Problem description: Copy all lines below containing "ignorancia".

___ Exercise materials ___

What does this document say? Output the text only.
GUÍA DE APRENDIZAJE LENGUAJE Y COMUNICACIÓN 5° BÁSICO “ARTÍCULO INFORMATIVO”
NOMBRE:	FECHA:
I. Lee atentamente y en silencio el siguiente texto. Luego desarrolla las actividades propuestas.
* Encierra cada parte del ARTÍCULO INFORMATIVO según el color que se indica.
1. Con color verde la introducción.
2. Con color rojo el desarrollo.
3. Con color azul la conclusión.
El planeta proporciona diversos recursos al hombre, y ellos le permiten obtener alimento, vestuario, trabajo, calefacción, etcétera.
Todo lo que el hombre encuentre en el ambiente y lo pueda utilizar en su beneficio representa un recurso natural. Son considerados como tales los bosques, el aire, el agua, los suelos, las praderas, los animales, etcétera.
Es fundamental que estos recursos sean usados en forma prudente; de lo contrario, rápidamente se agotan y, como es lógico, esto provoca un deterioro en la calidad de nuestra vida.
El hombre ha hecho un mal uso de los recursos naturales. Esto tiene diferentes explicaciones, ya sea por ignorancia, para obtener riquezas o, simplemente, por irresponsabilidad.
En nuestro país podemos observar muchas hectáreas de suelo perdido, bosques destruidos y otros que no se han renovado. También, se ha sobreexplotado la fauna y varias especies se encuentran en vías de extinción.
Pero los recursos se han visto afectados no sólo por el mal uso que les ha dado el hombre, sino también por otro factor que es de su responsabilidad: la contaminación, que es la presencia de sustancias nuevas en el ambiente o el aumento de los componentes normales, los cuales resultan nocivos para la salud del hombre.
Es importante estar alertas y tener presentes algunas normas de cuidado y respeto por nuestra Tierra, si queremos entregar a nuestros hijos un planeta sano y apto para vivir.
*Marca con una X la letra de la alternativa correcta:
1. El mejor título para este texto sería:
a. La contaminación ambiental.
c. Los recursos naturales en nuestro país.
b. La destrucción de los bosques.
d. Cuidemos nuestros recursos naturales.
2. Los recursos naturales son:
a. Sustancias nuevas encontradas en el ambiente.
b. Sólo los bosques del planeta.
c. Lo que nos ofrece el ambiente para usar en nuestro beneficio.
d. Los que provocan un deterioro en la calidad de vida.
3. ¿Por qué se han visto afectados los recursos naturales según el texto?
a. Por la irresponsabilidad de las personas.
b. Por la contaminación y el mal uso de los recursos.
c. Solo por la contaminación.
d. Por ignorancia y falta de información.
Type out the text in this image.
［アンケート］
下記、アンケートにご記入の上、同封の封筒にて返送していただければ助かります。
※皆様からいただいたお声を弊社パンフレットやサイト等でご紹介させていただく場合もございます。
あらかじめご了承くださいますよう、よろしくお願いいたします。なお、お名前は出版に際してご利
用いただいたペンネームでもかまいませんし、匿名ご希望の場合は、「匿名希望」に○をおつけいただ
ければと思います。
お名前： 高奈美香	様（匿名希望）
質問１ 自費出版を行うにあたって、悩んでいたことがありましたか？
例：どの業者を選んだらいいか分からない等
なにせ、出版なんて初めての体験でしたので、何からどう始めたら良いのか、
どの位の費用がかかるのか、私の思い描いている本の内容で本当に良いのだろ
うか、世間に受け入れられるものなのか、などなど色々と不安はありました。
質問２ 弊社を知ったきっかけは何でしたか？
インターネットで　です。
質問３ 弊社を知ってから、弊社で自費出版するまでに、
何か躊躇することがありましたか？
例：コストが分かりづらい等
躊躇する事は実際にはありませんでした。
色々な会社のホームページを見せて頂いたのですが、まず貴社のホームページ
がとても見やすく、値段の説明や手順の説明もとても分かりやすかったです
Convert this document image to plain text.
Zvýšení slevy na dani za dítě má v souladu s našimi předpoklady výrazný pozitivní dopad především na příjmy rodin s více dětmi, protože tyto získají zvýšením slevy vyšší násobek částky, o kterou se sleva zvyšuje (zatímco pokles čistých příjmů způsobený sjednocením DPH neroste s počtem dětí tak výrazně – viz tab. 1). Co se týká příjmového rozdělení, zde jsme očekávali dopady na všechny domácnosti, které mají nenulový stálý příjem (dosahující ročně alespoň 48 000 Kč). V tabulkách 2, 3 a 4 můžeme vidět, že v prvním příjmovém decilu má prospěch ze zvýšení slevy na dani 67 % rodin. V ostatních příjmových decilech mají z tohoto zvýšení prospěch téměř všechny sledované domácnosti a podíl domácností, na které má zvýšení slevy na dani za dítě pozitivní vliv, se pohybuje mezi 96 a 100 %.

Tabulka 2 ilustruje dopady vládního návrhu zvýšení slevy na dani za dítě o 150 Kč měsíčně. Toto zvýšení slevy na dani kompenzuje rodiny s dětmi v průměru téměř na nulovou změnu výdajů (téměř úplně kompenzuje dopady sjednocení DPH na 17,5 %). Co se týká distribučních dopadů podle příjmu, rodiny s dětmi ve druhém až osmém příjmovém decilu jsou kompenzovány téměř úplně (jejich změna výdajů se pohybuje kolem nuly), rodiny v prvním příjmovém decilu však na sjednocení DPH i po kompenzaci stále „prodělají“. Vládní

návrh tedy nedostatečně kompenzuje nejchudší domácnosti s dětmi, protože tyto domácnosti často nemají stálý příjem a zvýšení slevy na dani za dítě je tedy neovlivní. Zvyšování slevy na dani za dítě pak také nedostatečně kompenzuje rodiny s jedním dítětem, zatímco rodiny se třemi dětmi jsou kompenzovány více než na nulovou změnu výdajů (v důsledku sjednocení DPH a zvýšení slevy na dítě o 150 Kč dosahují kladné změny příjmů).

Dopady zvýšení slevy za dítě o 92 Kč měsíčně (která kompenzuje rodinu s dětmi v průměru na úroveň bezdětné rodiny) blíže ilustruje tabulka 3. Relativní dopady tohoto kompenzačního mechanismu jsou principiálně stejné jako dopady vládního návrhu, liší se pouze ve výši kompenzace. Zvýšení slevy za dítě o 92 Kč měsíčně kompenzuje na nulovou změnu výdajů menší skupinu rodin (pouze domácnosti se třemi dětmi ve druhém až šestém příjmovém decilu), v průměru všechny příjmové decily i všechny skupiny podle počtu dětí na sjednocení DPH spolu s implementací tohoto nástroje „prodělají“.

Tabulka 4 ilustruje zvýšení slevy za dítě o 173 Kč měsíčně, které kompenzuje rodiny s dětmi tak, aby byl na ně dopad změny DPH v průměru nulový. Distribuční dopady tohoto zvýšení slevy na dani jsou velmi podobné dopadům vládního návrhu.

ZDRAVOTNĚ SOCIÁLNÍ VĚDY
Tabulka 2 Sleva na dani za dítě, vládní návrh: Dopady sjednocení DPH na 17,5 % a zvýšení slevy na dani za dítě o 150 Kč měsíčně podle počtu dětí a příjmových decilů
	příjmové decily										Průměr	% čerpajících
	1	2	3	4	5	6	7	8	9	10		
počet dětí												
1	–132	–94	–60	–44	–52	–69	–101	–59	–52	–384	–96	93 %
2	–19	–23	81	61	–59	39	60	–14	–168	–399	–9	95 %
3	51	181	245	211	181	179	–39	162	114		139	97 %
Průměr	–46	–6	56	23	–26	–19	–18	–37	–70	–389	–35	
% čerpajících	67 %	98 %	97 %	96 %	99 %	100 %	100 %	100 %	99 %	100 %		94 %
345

___
___ Exercise materials ___

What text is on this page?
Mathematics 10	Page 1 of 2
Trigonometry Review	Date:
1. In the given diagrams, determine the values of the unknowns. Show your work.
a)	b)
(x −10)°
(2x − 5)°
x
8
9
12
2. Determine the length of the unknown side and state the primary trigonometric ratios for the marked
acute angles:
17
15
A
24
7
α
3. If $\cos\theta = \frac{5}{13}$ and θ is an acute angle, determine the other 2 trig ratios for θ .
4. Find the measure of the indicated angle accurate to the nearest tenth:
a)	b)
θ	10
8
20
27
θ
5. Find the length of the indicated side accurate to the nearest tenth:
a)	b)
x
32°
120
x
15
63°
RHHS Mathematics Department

___

Answer for this exercise:
El hombre ha hecho un mal uso de los recursos naturales. Esto tiene diferentes explicaciones, ya sea por ignorancia, para obtener riquezas o, simplemente, por irresponsabilidad.
d. Por ignorancia y falta de información.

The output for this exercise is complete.